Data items

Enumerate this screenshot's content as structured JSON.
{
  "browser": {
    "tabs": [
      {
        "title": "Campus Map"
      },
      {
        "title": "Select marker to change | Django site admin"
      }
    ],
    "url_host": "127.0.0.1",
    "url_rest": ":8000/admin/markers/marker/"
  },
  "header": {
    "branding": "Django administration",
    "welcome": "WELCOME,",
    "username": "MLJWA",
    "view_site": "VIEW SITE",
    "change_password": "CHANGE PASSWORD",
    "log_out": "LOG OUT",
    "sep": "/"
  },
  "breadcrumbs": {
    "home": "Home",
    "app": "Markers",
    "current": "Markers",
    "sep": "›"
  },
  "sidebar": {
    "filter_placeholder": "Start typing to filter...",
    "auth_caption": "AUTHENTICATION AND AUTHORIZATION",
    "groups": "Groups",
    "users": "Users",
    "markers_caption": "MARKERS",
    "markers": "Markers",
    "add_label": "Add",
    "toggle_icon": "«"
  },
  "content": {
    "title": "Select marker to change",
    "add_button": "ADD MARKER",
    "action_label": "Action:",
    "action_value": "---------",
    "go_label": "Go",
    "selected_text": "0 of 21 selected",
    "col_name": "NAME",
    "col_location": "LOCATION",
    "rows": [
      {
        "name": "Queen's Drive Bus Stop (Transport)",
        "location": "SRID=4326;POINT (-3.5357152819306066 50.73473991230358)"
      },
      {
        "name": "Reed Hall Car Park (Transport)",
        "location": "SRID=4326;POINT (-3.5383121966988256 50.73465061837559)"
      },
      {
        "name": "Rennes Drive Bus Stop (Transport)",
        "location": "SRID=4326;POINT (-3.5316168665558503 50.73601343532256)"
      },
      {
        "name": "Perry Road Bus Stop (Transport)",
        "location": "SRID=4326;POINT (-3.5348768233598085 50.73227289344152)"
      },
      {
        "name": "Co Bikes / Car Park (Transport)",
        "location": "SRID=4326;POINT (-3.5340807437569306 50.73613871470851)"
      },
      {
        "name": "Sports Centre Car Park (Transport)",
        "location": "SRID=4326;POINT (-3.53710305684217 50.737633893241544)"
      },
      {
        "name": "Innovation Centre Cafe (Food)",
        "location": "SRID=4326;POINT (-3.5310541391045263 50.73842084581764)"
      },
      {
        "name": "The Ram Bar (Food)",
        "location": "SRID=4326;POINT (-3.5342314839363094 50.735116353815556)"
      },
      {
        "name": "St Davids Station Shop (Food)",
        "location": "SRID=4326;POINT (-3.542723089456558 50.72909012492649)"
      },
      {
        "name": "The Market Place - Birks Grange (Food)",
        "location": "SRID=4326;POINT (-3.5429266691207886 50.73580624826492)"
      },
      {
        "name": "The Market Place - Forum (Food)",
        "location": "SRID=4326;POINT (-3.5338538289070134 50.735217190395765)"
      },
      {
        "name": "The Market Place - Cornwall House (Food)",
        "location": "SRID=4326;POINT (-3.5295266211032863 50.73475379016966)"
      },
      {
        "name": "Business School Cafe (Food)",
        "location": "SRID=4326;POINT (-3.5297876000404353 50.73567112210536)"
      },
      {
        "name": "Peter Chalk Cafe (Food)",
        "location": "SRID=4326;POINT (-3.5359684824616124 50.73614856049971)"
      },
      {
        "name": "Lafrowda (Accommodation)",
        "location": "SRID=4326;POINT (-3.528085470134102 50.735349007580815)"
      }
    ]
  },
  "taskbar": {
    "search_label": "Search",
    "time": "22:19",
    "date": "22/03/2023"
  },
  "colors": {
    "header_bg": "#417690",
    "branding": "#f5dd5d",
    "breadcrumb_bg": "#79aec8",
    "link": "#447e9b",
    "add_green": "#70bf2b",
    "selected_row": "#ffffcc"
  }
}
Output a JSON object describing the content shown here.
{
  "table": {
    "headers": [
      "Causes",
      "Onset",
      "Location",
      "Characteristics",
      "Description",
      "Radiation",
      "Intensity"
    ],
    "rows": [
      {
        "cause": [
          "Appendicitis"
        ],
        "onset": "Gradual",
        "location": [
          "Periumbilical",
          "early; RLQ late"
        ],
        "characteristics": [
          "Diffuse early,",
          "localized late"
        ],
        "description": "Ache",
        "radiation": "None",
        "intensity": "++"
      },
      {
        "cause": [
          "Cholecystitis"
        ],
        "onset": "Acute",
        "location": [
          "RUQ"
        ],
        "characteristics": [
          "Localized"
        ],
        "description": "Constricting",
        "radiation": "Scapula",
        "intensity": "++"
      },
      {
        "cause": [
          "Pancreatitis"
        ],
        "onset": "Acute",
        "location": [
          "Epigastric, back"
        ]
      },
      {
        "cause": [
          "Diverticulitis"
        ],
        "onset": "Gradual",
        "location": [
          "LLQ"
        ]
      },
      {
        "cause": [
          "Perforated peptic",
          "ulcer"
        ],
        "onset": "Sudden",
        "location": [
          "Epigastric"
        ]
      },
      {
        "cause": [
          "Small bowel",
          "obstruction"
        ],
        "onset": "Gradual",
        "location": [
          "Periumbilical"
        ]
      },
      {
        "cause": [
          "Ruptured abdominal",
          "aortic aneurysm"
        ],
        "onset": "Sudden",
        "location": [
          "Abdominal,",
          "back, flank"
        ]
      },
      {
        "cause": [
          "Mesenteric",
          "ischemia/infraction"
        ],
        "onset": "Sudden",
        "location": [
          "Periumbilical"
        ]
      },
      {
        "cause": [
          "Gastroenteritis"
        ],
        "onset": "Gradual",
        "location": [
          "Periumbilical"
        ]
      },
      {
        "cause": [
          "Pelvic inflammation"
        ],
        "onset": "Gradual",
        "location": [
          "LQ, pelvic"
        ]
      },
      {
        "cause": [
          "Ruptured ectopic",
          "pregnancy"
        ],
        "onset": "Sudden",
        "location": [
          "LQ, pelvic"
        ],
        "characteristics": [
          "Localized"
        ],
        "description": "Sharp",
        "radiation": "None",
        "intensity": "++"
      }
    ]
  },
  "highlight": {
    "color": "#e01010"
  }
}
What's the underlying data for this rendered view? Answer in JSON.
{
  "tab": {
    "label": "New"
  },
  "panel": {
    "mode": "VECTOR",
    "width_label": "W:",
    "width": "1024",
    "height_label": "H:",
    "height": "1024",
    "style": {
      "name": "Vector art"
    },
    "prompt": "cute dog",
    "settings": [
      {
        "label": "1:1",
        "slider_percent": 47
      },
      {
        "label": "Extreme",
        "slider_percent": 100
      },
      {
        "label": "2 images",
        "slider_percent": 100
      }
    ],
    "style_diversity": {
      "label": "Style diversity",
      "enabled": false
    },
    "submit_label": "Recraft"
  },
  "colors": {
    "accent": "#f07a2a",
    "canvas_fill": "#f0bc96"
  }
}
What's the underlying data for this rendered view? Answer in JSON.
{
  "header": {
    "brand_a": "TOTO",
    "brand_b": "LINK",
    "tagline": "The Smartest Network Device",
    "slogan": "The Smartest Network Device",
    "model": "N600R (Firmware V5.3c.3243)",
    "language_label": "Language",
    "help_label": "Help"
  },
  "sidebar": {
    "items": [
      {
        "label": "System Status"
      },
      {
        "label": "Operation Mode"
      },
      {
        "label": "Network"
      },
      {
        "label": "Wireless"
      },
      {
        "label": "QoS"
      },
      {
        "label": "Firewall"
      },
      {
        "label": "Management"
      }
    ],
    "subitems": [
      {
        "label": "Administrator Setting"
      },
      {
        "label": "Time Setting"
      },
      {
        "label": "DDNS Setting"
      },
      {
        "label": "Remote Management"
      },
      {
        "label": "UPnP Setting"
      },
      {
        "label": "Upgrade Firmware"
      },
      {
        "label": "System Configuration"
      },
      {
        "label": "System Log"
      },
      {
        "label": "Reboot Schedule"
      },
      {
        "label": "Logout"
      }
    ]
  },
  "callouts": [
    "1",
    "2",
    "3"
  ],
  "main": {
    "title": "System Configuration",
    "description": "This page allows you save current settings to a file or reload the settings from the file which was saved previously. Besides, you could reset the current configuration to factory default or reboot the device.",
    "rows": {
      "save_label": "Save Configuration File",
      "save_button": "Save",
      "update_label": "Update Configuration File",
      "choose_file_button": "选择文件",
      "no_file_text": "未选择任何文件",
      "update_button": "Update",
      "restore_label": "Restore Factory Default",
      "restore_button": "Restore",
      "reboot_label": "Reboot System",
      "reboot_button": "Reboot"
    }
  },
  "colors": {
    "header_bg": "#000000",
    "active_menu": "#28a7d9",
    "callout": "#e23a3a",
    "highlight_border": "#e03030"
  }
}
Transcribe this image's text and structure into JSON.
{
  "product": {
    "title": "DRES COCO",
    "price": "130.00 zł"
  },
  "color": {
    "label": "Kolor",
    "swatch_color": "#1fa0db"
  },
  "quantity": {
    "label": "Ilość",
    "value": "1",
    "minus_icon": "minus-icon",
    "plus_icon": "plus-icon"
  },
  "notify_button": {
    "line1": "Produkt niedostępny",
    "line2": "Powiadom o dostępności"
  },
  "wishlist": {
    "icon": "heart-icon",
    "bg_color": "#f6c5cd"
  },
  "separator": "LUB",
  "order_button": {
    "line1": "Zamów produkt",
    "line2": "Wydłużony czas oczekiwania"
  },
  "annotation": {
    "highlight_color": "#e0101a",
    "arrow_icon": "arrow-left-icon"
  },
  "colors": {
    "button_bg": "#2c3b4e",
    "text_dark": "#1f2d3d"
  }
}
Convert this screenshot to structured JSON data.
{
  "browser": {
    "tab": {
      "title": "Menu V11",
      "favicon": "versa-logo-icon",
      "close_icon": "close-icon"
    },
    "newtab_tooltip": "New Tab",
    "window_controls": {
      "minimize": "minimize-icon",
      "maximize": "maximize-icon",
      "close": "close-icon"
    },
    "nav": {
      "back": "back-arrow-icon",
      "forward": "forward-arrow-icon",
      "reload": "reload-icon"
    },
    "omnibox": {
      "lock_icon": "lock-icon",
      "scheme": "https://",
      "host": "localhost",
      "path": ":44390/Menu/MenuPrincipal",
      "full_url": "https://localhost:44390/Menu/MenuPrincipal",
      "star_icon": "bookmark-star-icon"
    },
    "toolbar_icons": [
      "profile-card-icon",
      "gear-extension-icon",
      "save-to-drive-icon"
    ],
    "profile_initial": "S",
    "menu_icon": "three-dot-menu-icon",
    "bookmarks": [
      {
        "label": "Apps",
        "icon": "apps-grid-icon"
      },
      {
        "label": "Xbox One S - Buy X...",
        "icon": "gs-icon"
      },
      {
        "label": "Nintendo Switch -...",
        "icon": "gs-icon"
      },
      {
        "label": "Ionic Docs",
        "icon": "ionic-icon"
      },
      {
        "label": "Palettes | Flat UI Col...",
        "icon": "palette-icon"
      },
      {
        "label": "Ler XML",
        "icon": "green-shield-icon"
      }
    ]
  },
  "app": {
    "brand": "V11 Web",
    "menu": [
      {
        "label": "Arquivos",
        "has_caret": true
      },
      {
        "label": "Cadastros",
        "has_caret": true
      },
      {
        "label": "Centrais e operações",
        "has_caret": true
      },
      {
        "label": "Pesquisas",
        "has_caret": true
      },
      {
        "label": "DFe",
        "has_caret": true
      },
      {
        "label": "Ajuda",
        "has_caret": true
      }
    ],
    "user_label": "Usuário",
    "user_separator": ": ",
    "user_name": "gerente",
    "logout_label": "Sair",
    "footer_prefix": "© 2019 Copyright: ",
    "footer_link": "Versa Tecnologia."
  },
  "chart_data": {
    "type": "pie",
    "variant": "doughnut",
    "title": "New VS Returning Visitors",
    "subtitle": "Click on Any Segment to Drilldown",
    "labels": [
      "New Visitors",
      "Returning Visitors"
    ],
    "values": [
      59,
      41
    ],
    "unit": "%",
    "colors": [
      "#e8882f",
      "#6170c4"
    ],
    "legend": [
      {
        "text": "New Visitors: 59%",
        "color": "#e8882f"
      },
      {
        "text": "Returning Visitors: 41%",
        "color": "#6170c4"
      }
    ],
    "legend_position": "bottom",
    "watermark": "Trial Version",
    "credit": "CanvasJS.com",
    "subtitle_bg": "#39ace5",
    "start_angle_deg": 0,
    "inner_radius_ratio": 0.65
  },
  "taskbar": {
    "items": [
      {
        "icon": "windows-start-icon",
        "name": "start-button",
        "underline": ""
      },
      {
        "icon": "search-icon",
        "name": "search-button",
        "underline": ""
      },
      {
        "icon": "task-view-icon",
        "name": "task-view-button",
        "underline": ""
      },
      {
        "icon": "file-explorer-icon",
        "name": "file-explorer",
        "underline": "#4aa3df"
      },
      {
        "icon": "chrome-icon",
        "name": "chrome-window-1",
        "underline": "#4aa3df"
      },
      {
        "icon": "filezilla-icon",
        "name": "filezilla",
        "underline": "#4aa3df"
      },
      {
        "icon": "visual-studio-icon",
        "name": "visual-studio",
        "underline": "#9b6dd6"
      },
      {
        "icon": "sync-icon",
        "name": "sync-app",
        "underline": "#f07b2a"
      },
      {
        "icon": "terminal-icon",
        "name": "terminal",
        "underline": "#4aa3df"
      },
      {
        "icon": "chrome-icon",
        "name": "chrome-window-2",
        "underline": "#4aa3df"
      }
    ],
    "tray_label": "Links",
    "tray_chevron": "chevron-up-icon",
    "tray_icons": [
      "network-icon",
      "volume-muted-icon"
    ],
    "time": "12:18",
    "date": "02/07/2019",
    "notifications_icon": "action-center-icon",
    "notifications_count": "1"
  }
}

▶ **Problem to solve**
Count the lines above that contain the word "screenshot", and give only that number.

▶ **Full response**
2